* **DATA SHOWN**
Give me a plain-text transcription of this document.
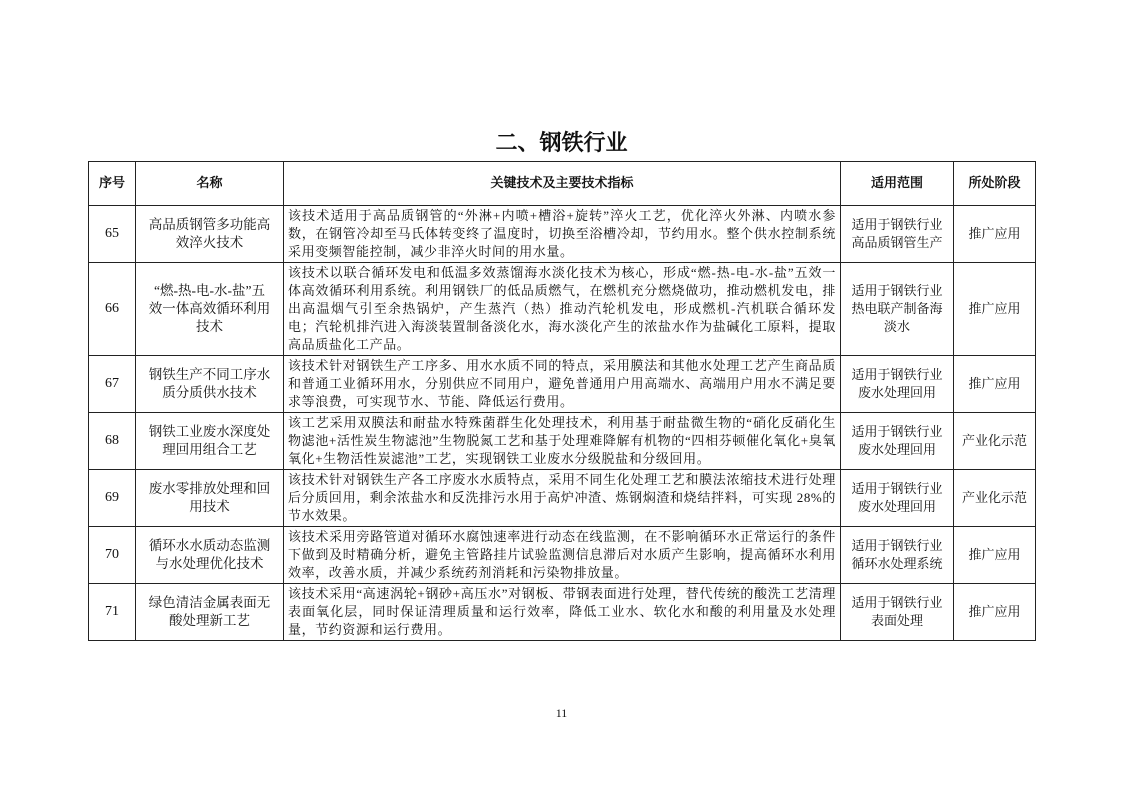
二、钢铁行业
序号	名称	关键技术及主要技术指标	适用范围	所处阶段
65	高品质钢管多功能高效淬火技术	该技术适用于高品质钢管的“外淋+内喷+槽浴+旋转”淬火工艺，优化淬火外淋、内喷水参数，在钢管冷却至马氏体转变终了温度时，切换至浴槽冷却，节约用水。整个供水控制系统采用变频智能控制，减少非淬火时间的用水量。	适用于钢铁行业高品质钢管生产	推广应用
66	“燃-热-电-水-盐”五效一体高效循环利用技术	该技术以联合循环发电和低温多效蒸馏海水淡化技术为核心，形成“燃-热-电-水-盐”五效一体高效循环利用系统。利用钢铁厂的低品质燃气，在燃机充分燃烧做功，推动燃机发电，排出高温烟气引至余热锅炉，产生蒸汽（热）推动汽轮机发电，形成燃机-汽机联合循环发电；汽轮机排汽进入海淡装置制备淡化水，海水淡化产生的浓盐水作为盐碱化工原料，提取高品质盐化工产品。	适用于钢铁行业热电联产制备海淡水	推广应用
67	钢铁生产不同工序水质分质供水技术	该技术针对钢铁生产工序多、用水水质不同的特点，采用膜法和其他水处理工艺产生商品质和普通工业循环用水，分别供应不同用户，避免普通用户用高端水、高端用户用水不满足要求等浪费，可实现节水、节能、降低运行费用。	适用于钢铁行业废水处理回用	推广应用
68	钢铁工业废水深度处理回用组合工艺	该工艺采用双膜法和耐盐水特殊菌群生化处理技术，利用基于耐盐微生物的“硝化反硝化生物滤池+活性炭生物滤池”生物脱氮工艺和基于处理难降解有机物的“四相芬顿催化氧化+臭氧氧化+生物活性炭滤池”工艺，实现钢铁工业废水分级脱盐和分级回用。	适用于钢铁行业废水处理回用	产业化示范
69	废水零排放处理和回用技术	该技术针对钢铁生产各工序废水水质特点，采用不同生化处理工艺和膜法浓缩技术进行处理后分质回用，剩余浓盐水和反洗排污水用于高炉冲渣、炼钢焖渣和烧结拌料，可实现 28%的节水效果。	适用于钢铁行业废水处理回用	产业化示范
70	循环水水质动态监测与水处理优化技术	该技术采用旁路管道对循环水腐蚀速率进行动态在线监测，在不影响循环水正常运行的条件下做到及时精确分析，避免主管路挂片试验监测信息滞后对水质产生影响，提高循环水利用效率，改善水质，并减少系统药剂消耗和污染物排放量。	适用于钢铁行业循环水处理系统	推广应用
71	绿色清洁金属表面无酸处理新工艺	该技术采用“高速涡轮+钢砂+高压水”对钢板、带钢表面进行处理，替代传统的酸洗工艺清理表面氧化层，同时保证清理质量和运行效率，降低工业水、软化水和酸的利用量及水处理量，节约资源和运行费用。	适用于钢铁行业表面处理	推广应用
11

* **GIVEN REQUEST**
Copy each line of the records precisely and drop any images they hold.

* **EXPECTED ANSWER**
Give me a plain-text transcription of this document.
二、钢铁行业
序号	名称	关键技术及主要技术指标	适用范围	所处阶段
65	高品质钢管多功能高效淬火技术	该技术适用于高品质钢管的“外淋+内喷+槽浴+旋转”淬火工艺，优化淬火外淋、内喷水参数，在钢管冷却至马氏体转变终了温度时，切换至浴槽冷却，节约用水。整个供水控制系统采用变频智能控制，减少非淬火时间的用水量。	适用于钢铁行业高品质钢管生产	推广应用
66	“燃-热-电-水-盐”五效一体高效循环利用技术	该技术以联合循环发电和低温多效蒸馏海水淡化技术为核心，形成“燃-热-电-水-盐”五效一体高效循环利用系统。利用钢铁厂的低品质燃气，在燃机充分燃烧做功，推动燃机发电，排出高温烟气引至余热锅炉，产生蒸汽（热）推动汽轮机发电，形成燃机-汽机联合循环发电；汽轮机排汽进入海淡装置制备淡化水，海水淡化产生的浓盐水作为盐碱化工原料，提取高品质盐化工产品。	适用于钢铁行业热电联产制备海淡水	推广应用
67	钢铁生产不同工序水质分质供水技术	该技术针对钢铁生产工序多、用水水质不同的特点，采用膜法和其他水处理工艺产生商品质和普通工业循环用水，分别供应不同用户，避免普通用户用高端水、高端用户用水不满足要求等浪费，可实现节水、节能、降低运行费用。	适用于钢铁行业废水处理回用	推广应用
68	钢铁工业废水深度处理回用组合工艺	该工艺采用双膜法和耐盐水特殊菌群生化处理技术，利用基于耐盐微生物的“硝化反硝化生物滤池+活性炭生物滤池”生物脱氮工艺和基于处理难降解有机物的“四相芬顿催化氧化+臭氧氧化+生物活性炭滤池”工艺，实现钢铁工业废水分级脱盐和分级回用。	适用于钢铁行业废水处理回用	产业化示范
69	废水零排放处理和回用技术	该技术针对钢铁生产各工序废水水质特点，采用不同生化处理工艺和膜法浓缩技术进行处理后分质回用，剩余浓盐水和反洗排污水用于高炉冲渣、炼钢焖渣和烧结拌料，可实现 28%的节水效果。	适用于钢铁行业废水处理回用	产业化示范
70	循环水水质动态监测与水处理优化技术	该技术采用旁路管道对循环水腐蚀速率进行动态在线监测，在不影响循环水正常运行的条件下做到及时精确分析，避免主管路挂片试验监测信息滞后对水质产生影响，提高循环水利用效率，改善水质，并减少系统药剂消耗和污染物排放量。	适用于钢铁行业循环水处理系统	推广应用
71	绿色清洁金属表面无酸处理新工艺	该技术采用“高速涡轮+钢砂+高压水”对钢板、带钢表面进行处理，替代传统的酸洗工艺清理表面氧化层，同时保证清理质量和运行效率，降低工业水、软化水和酸的利用量及水处理量，节约资源和运行费用。	适用于钢铁行业表面处理	推广应用
11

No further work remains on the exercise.